So just a little disclaimer asking for help is not one of my strong suits. I’m not talking about the big stuff like help moving or on a resume. I mean asking for help with the everyday mundane trivial things like getting out of the shower, help to get up, walking from point A to point B, or admitting that I can no longer hold down a full-time job. Battling Wilson’s Disease definitely has been a humbling, eye-opening, and stretching experience. The most frustrating part is knowing that only a year ago you were doing fine working, running, sewing, driving, able to finish a sentence on a consistent basis without stuttering... it’s like knowing how delicious dark chocolate and peanut butter taste and then being told you can’t have them any more (yes that was a WD joke 😉). There are so many trivial things that you take for granted every day like listening to music or tv a normal volume and then all of a sudden, any sound seems like too much. Or the pain in your head gets to a fever pitch that you are short with everyone around you and you aren’t really sure why. These aren’t complaints they are just facts of where I’ve been and where I’m at in my journey. I was asked to share my story with you and while I know many are freed by hearing another’s testimony it still feels like I’m standing in front of you baring some of my ugliest flaws.
So here it goes!

- Dataset records:
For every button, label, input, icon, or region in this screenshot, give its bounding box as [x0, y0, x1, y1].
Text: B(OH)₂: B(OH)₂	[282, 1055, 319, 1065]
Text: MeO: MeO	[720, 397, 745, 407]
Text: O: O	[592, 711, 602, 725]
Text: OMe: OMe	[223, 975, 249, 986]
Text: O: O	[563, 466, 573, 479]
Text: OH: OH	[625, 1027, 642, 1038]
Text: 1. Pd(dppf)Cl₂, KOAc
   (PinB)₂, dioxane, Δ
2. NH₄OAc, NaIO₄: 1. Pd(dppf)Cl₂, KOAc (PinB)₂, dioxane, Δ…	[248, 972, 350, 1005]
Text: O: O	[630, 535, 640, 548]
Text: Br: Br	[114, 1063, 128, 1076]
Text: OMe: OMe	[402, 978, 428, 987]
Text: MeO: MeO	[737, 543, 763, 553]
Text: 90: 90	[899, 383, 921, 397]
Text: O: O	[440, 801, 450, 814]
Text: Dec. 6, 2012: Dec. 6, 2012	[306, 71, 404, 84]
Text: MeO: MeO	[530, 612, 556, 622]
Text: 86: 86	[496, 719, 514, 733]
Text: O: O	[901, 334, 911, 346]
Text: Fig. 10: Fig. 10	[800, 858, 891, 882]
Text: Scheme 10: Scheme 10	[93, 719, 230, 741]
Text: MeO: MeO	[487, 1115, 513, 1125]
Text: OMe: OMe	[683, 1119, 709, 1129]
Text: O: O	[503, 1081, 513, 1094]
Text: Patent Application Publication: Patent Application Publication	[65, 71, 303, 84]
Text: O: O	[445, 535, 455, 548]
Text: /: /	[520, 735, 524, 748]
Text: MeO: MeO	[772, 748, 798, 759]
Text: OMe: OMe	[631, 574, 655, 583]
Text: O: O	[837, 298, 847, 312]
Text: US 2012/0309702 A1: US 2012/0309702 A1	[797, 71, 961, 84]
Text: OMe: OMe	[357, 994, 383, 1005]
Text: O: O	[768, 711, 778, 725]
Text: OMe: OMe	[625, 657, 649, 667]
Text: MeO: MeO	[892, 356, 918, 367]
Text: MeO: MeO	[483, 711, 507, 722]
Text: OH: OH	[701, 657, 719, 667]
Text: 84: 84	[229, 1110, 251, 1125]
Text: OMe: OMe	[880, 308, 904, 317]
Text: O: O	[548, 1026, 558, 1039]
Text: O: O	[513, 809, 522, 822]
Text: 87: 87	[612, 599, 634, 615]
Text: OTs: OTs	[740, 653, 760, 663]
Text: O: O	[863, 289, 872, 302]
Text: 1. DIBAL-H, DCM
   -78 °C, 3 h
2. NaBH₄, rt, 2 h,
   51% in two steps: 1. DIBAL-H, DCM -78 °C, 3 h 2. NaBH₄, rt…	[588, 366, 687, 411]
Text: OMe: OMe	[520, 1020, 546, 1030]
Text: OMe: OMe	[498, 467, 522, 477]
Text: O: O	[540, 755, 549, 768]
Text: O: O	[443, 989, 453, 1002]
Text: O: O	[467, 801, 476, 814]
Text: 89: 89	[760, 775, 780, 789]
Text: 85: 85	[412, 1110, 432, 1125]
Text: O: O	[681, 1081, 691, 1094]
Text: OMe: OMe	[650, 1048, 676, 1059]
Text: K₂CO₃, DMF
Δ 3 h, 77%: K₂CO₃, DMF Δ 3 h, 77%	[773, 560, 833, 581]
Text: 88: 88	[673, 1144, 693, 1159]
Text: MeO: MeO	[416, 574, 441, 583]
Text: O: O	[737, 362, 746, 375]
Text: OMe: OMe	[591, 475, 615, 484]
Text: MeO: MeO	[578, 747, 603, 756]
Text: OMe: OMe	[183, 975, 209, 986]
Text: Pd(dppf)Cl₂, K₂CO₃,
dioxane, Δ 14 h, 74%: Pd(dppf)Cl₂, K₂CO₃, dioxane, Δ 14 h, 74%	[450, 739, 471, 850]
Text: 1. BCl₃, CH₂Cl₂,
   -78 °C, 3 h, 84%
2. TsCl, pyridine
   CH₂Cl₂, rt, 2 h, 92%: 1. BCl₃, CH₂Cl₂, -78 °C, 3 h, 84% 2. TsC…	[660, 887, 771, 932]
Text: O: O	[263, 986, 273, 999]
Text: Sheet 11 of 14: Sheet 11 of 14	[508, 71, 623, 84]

- What to do:
Please resume the personal account of living with Wilson's Disease, picking up right after "So here it goes!"

- Task answer:
I can pinpoint the day I knew something was terribly wrong with my body. Looking back there were little hints before my body fell apart, but nothing that you could put your finger on… like falling asleep in the middle of a matt exercise only to wake up at the end of the workout. And even though I was eating well and working out regularly I just kept getting super sick; as in the flu 3 months in a row. I went to my family doctor at the time and I went to my gynaecologist and both said the same thing you must be depressed or stressed or having some sort of emotional break down it’s common for women in their 30s (que eye-roll). Then I had one good month then BAM! On March 22, 2017, I was down for the count. I found myself so dizzy I couldn’t walk let alone in a straight line; I spent a lot of time crawling. Then I realize I’m not really dizzy like you get when you’re dehydrated. My head is literally moving without my control, all I kept thinking was how do I get off this ride (it’s crazy YouTube it)!? A week goes by, I am praying like crazy at this point, hoping that very soon this will be over; it’s just a weird bug. Then in the middle of praying one day, I remember that I knew a doctor that might actually listen and believe me. I had met this doctor 3 months before through my employers, at the time, who paid for our whole team to go to this doctor for detailed blood work on our hearts (Seriously best job ever!). So, I get into see my new doctor and he is like wow this is not you at all! Let’s get some tests going. For the next 6 months or so I was getting tests done and seeing specialists. Finally after my last failed neurologist has done what tests they think need doing and came up with nothing, my D.O. remembers that he has had someone with Wilson’s Disease in the past and so we test for that sure enough that was it. Best part he already knew how to treat it so I didn’t have to find another doctor! I cannot convey to you in words the vast relief I felt to finally know what was wrong with my body and to be able to take some action. All I had to do was change my diet, take some pills, and come in for quarterly testing! Praise God!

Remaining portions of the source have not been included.